## Goal
Among the entries below, find the lines with "verdict" and copy them.

**** Data excerpts ****

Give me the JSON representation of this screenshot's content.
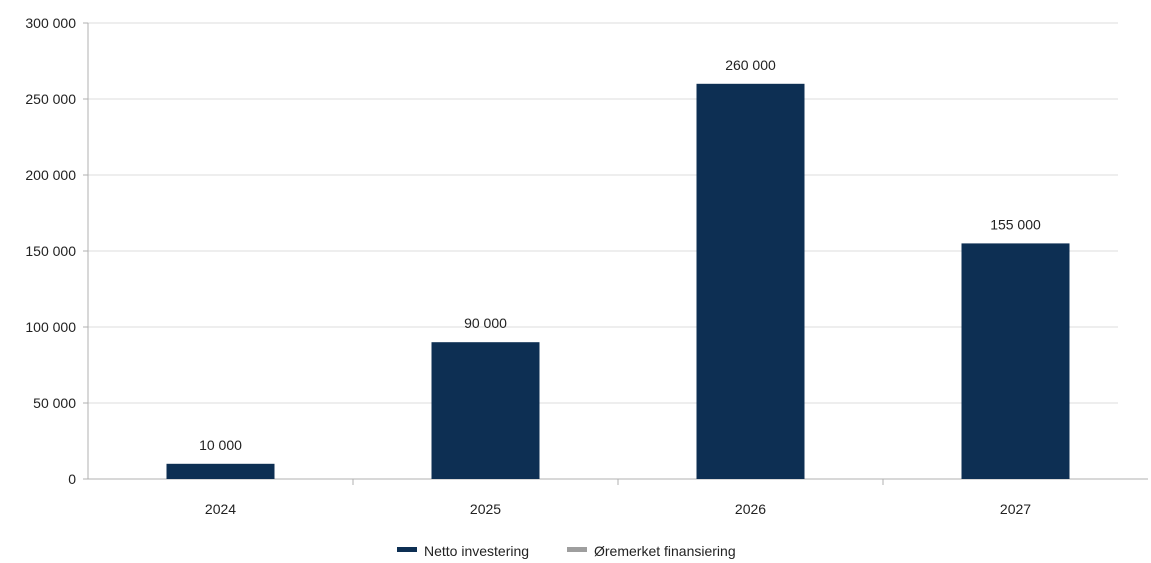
{
  "chart_data": {
    "type": "bar",
    "categories": [
      "2024",
      "2025",
      "2026",
      "2027"
    ],
    "series": [
      {
        "name": "Netto investering",
        "values": [
          10000,
          90000,
          260000,
          155000
        ],
        "color": "#0d2f53"
      },
      {
        "name": "Øremerket finansiering",
        "values": [
          0,
          0,
          0,
          0
        ],
        "color": "#9e9e9e"
      }
    ],
    "data_labels": [
      "10 000",
      "90 000",
      "260 000",
      "155 000"
    ],
    "yticks": [
      0,
      50000,
      100000,
      150000,
      200000,
      250000,
      300000
    ],
    "ytick_labels": [
      "0",
      "50 000",
      "100 000",
      "150 000",
      "200 000",
      "250 000",
      "300 000"
    ],
    "ylim": [
      0,
      300000
    ],
    "grid": true,
    "legend_position": "bottom"
  }
}
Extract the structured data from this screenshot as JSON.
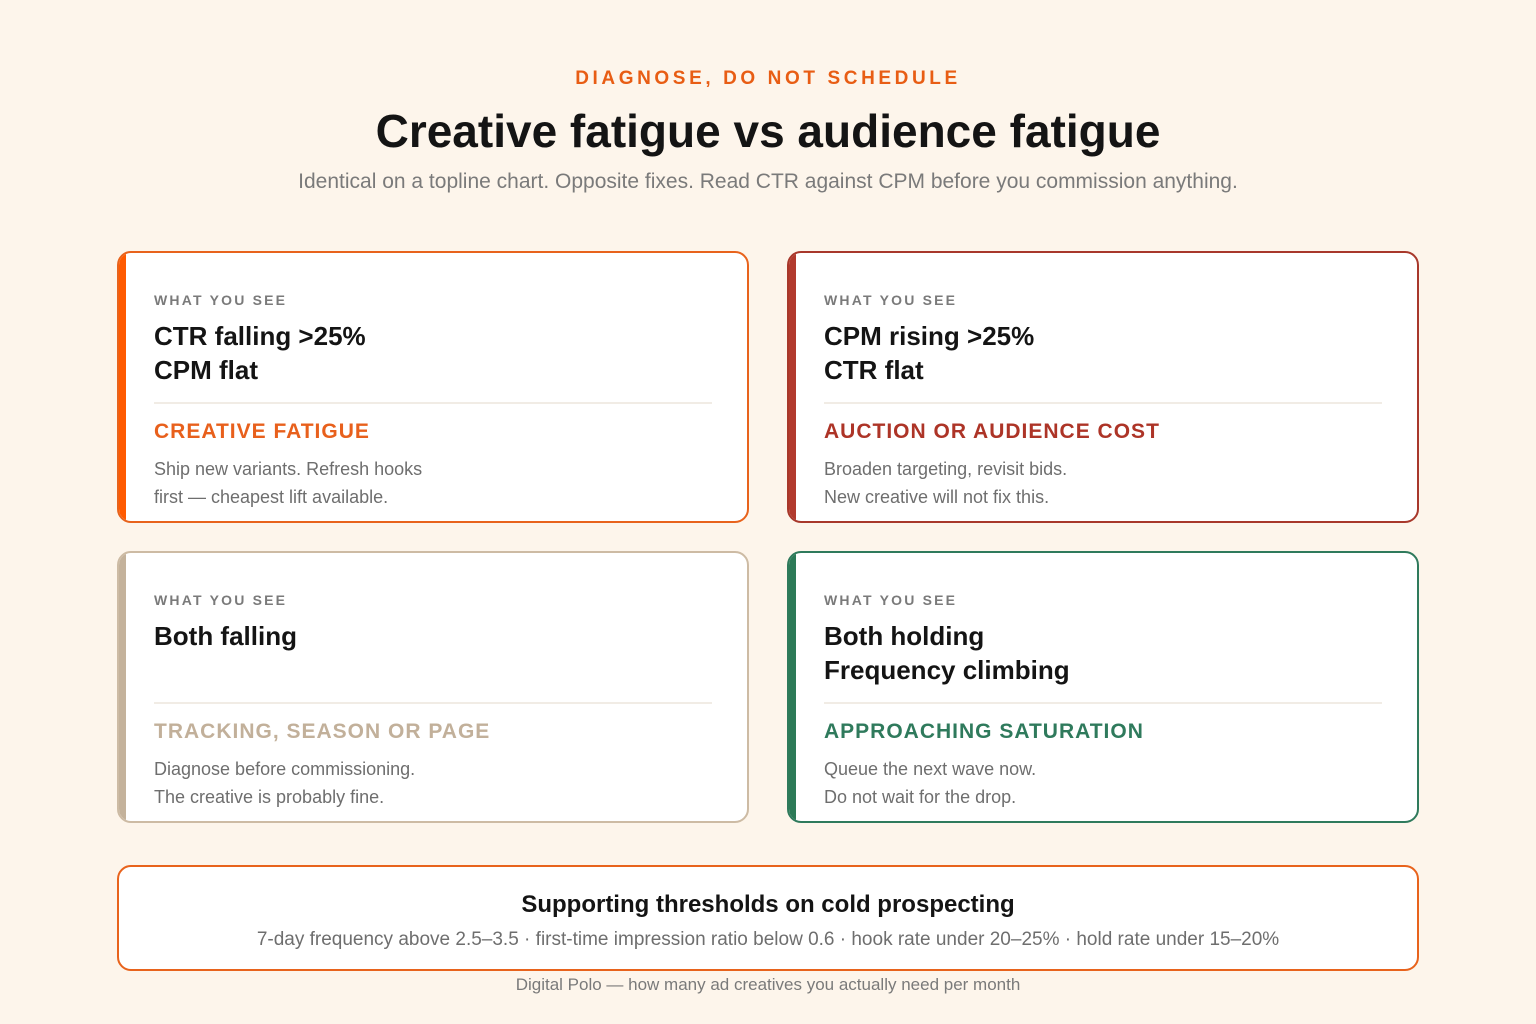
{
  "header": {
    "eyebrow": "DIAGNOSE, DO NOT SCHEDULE",
    "title": "Creative fatigue vs audience fatigue",
    "subtitle": "Identical on a topline chart. Opposite fixes. Read CTR against CPM before you commission anything."
  },
  "cards": [
    {
      "label": "WHAT YOU SEE",
      "headline_1": "CTR falling >25%",
      "headline_2": "CPM flat",
      "verdict": "CREATIVE FATIGUE",
      "body_1": "Ship new variants. Refresh hooks",
      "body_2": "first — cheapest lift available.",
      "accent": "#e8601c"
    },
    {
      "label": "WHAT YOU SEE",
      "headline_1": "CPM rising >25%",
      "headline_2": "CTR flat",
      "verdict": "AUCTION OR AUDIENCE COST",
      "body_1": "Broaden targeting, revisit bids.",
      "body_2": "New creative will not fix this.",
      "accent": "#ad3427"
    },
    {
      "label": "WHAT YOU SEE",
      "headline_1": "Both falling",
      "headline_2": "",
      "verdict": "TRACKING, SEASON OR PAGE",
      "body_1": "Diagnose before commissioning.",
      "body_2": "The creative is probably fine.",
      "accent": "#c2b09a"
    },
    {
      "label": "WHAT YOU SEE",
      "headline_1": "Both holding",
      "headline_2": "Frequency climbing",
      "verdict": "APPROACHING SATURATION",
      "body_1": "Queue the next wave now.",
      "body_2": "Do not wait for the drop.",
      "accent": "#2f7a5c"
    }
  ],
  "thresholds": {
    "title": "Supporting thresholds on cold prospecting",
    "body": "7-day frequency above 2.5–3.5 · first-time impression ratio below 0.6 · hook rate under 20–25% · hold rate under 15–20%"
  },
  "footer": "Digital Polo — how many ad creatives you actually need per month"
}
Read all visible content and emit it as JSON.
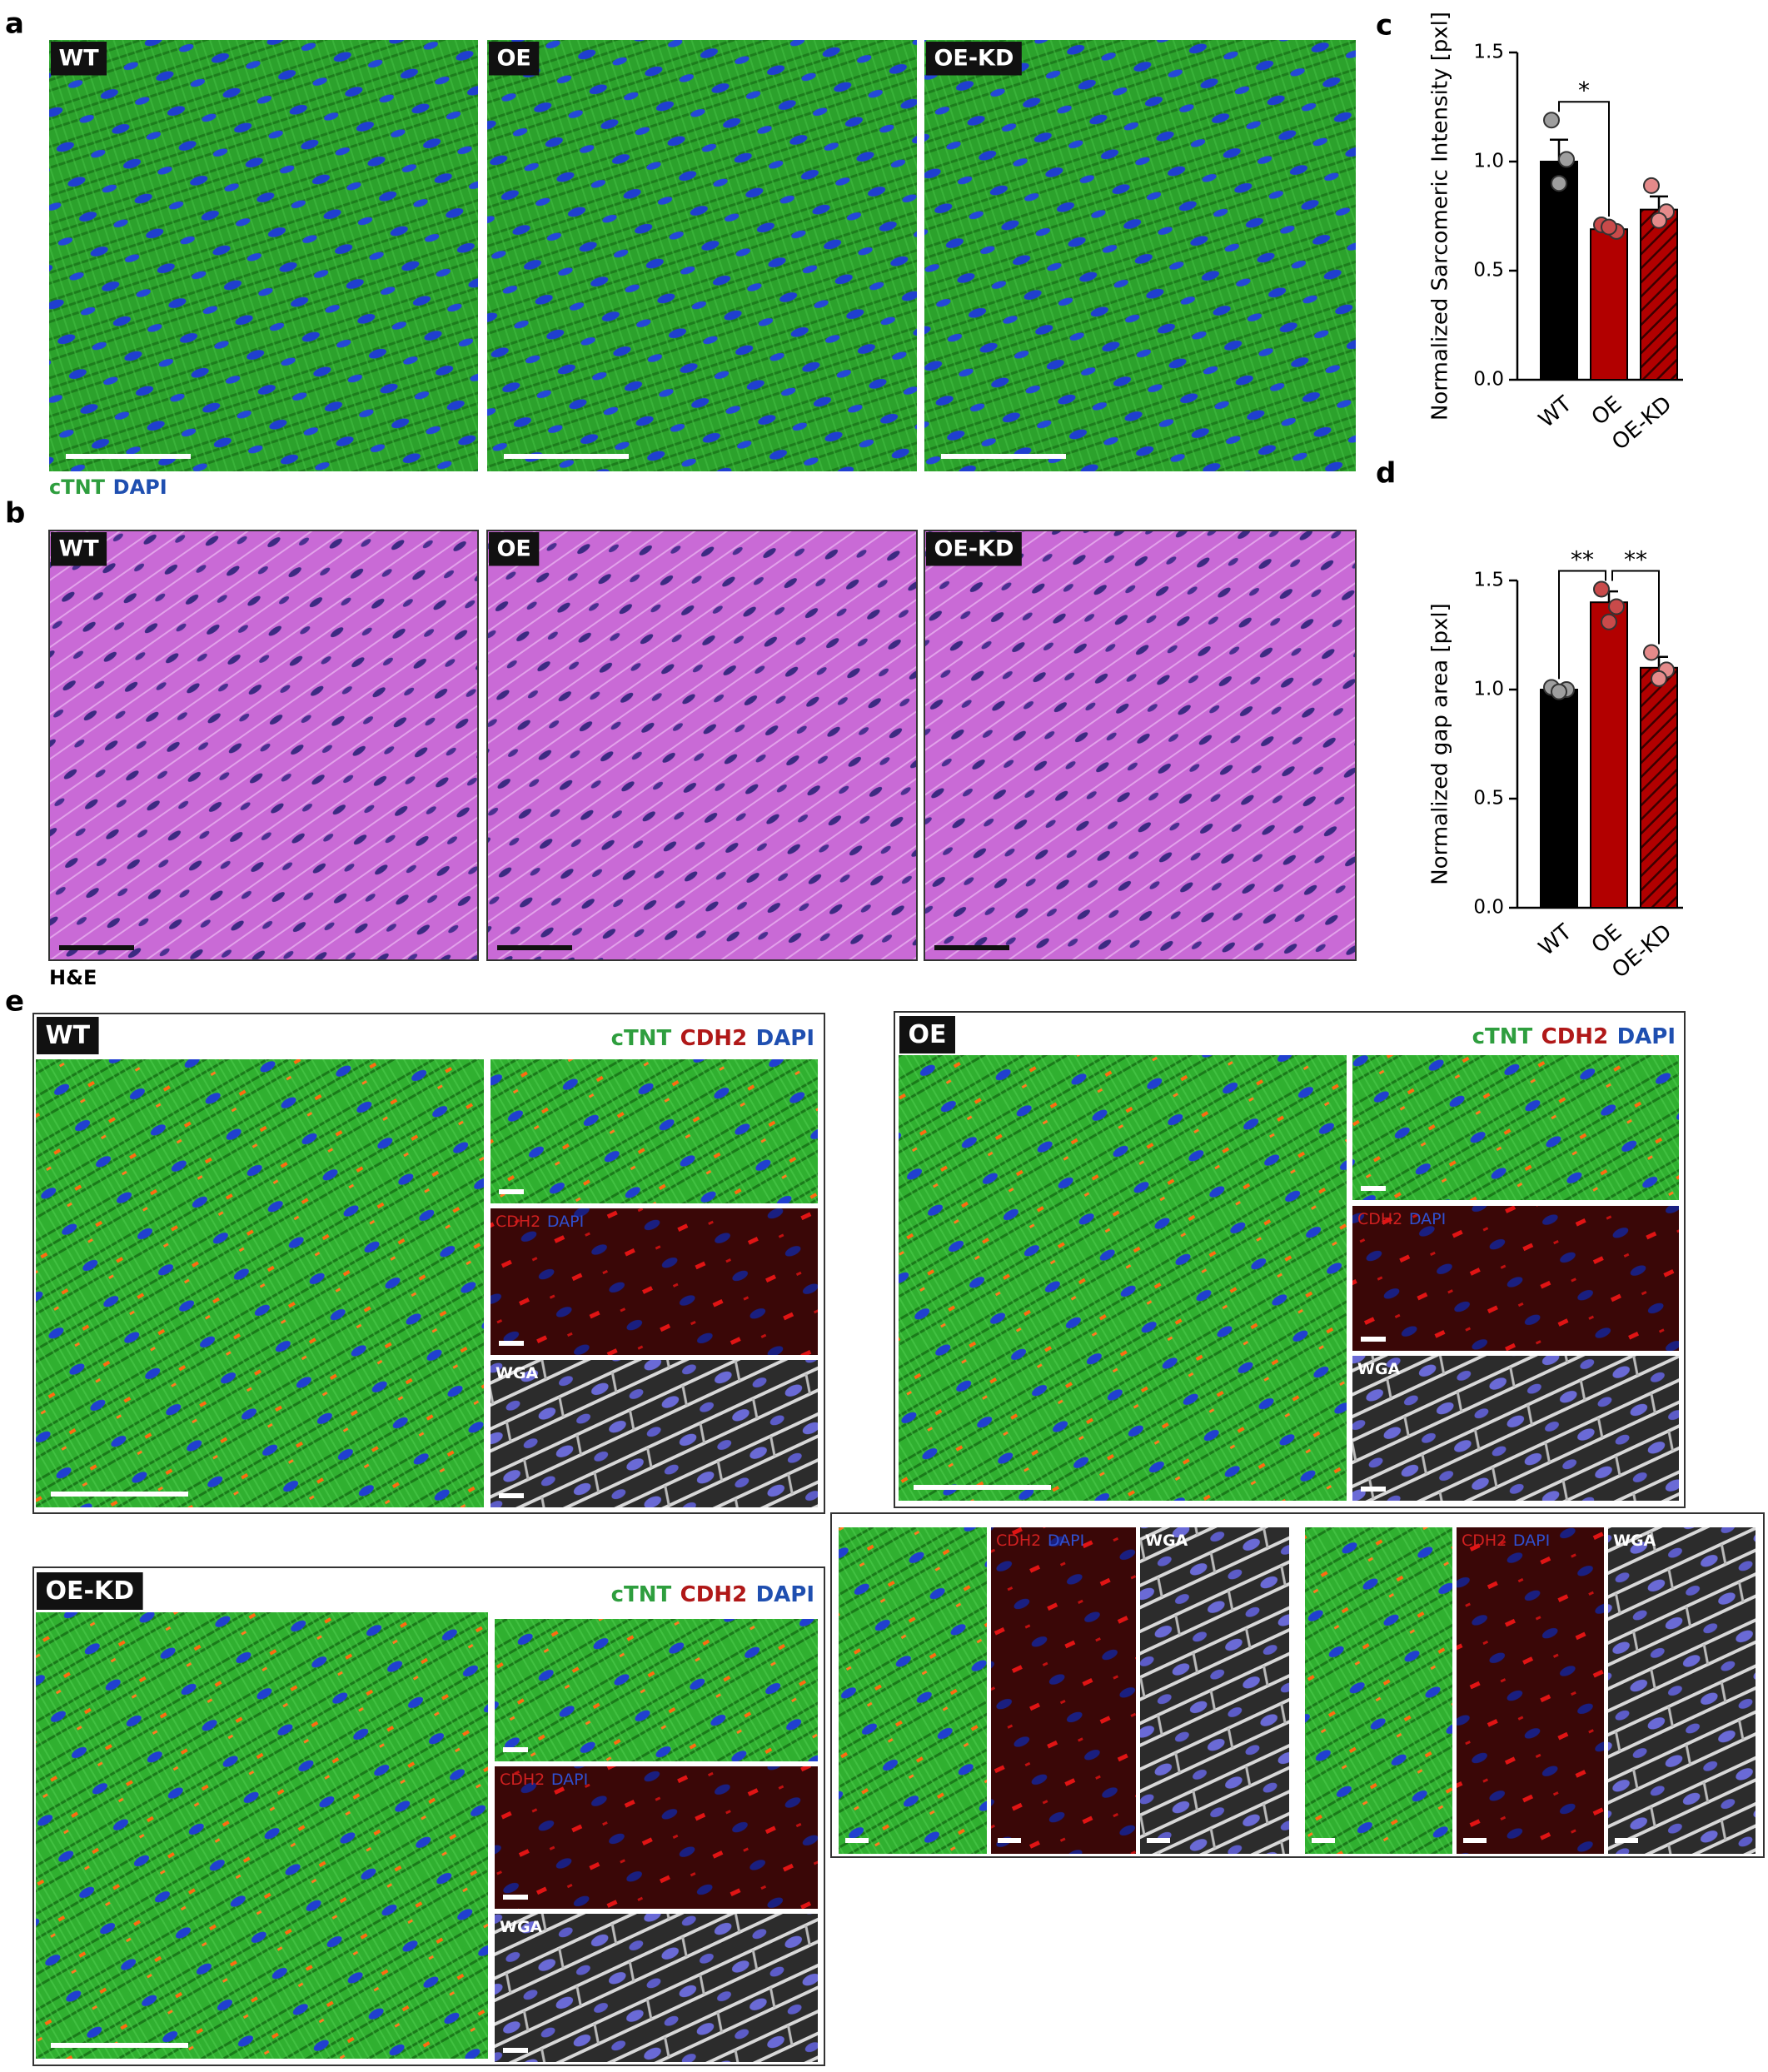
{
  "figure": {
    "panel_letters": [
      "a",
      "b",
      "c",
      "d",
      "e"
    ],
    "panel_a": {
      "labels": [
        "WT",
        "OE",
        "OE-KD"
      ],
      "stains": [
        {
          "text": "cTNT",
          "color": "#2e9e3e"
        },
        {
          "text": "DAPI",
          "color": "#1f4fb0"
        }
      ]
    },
    "panel_b": {
      "labels": [
        "WT",
        "OE",
        "OE-KD"
      ],
      "stain": "H&E"
    },
    "panel_e": {
      "groups": [
        {
          "label": "WT",
          "stains": [
            {
              "text": "cTNT",
              "color": "#2e9e3e"
            },
            {
              "text": "CDH2",
              "color": "#b01818"
            },
            {
              "text": "DAPI",
              "color": "#1f4fb0"
            }
          ],
          "inset_labels": [
            [
              {
                "text": "CDH2",
                "color": "#d02020"
              },
              {
                "text": "DAPI",
                "color": "#3050d0"
              }
            ],
            [
              {
                "text": "WGA",
                "color": "#ffffff"
              }
            ]
          ]
        },
        {
          "label": "OE",
          "stains": [
            {
              "text": "cTNT",
              "color": "#2e9e3e"
            },
            {
              "text": "CDH2",
              "color": "#b01818"
            },
            {
              "text": "DAPI",
              "color": "#1f4fb0"
            }
          ],
          "inset_labels": [
            [
              {
                "text": "CDH2",
                "color": "#d02020"
              },
              {
                "text": "DAPI",
                "color": "#3050d0"
              }
            ],
            [
              {
                "text": "WGA",
                "color": "#ffffff"
              }
            ]
          ]
        },
        {
          "label": "OE-KD",
          "stains": [
            {
              "text": "cTNT",
              "color": "#2e9e3e"
            },
            {
              "text": "CDH2",
              "color": "#b01818"
            },
            {
              "text": "DAPI",
              "color": "#1f4fb0"
            }
          ],
          "inset_labels": [
            [
              {
                "text": "CDH2",
                "color": "#d02020"
              },
              {
                "text": "DAPI",
                "color": "#3050d0"
              }
            ],
            [
              {
                "text": "WGA",
                "color": "#ffffff"
              }
            ]
          ]
        }
      ],
      "detail_labels": [
        [
          {
            "text": "CDH2",
            "color": "#d02020"
          },
          {
            "text": "DAPI",
            "color": "#3050d0"
          }
        ],
        [
          {
            "text": "WGA",
            "color": "#ffffff"
          }
        ],
        [
          {
            "text": "CDH2",
            "color": "#d02020"
          },
          {
            "text": "DAPI",
            "color": "#3050d0"
          }
        ],
        [
          {
            "text": "WGA",
            "color": "#ffffff"
          }
        ]
      ]
    }
  },
  "chart_data": [
    {
      "type": "bar",
      "y_label": "Normalized Sarcomeric Intensity [pxl]",
      "categories": [
        "WT",
        "OE",
        "OE-KD"
      ],
      "values": [
        1.0,
        0.69,
        0.78
      ],
      "errors": [
        0.1,
        0.02,
        0.06
      ],
      "points": [
        [
          1.19,
          1.01,
          0.9
        ],
        [
          0.71,
          0.68,
          0.7
        ],
        [
          0.89,
          0.77,
          0.73
        ]
      ],
      "colors": [
        "#000000",
        "#b20000",
        "#b20000"
      ],
      "hatch": [
        false,
        false,
        true
      ],
      "point_colors": [
        "#9e9e9e",
        "#c94a4a",
        "#e58a8a"
      ],
      "ylim": [
        0,
        1.5
      ],
      "yticks": [
        {
          "value": 0,
          "label": "0.0"
        },
        0.5,
        {
          "value": 1,
          "label": "1.0"
        },
        1.5
      ],
      "annotations": [
        {
          "text": "*",
          "categories": [
            0,
            1
          ]
        }
      ]
    },
    {
      "type": "bar",
      "y_label": "Normalized gap area [pxl]",
      "categories": [
        "WT",
        "OE",
        "OE-KD"
      ],
      "values": [
        1.0,
        1.4,
        1.1
      ],
      "errors": [
        0.01,
        0.05,
        0.05
      ],
      "points": [
        [
          1.01,
          1.0,
          0.99
        ],
        [
          1.46,
          1.38,
          1.31
        ],
        [
          1.17,
          1.09,
          1.05
        ]
      ],
      "colors": [
        "#000000",
        "#b20000",
        "#b20000"
      ],
      "hatch": [
        false,
        false,
        true
      ],
      "point_colors": [
        "#9e9e9e",
        "#c94a4a",
        "#e58a8a"
      ],
      "ylim": [
        0,
        1.5
      ],
      "yticks": [
        {
          "value": 0,
          "label": "0.0"
        },
        0.5,
        {
          "value": 1,
          "label": "1.0"
        },
        1.5
      ],
      "annotations": [
        {
          "text": "**",
          "categories": [
            0,
            1
          ]
        },
        {
          "text": "**",
          "categories": [
            1,
            2
          ]
        }
      ]
    }
  ]
}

****

## Solution for this problem
      "verdict": "CREATIVE FATIGUE",
      "verdict": "AUCTION OR AUDIENCE COST",
      "verdict": "TRACKING, SEASON OR PAGE",
      "verdict": "APPROACHING SATURATION",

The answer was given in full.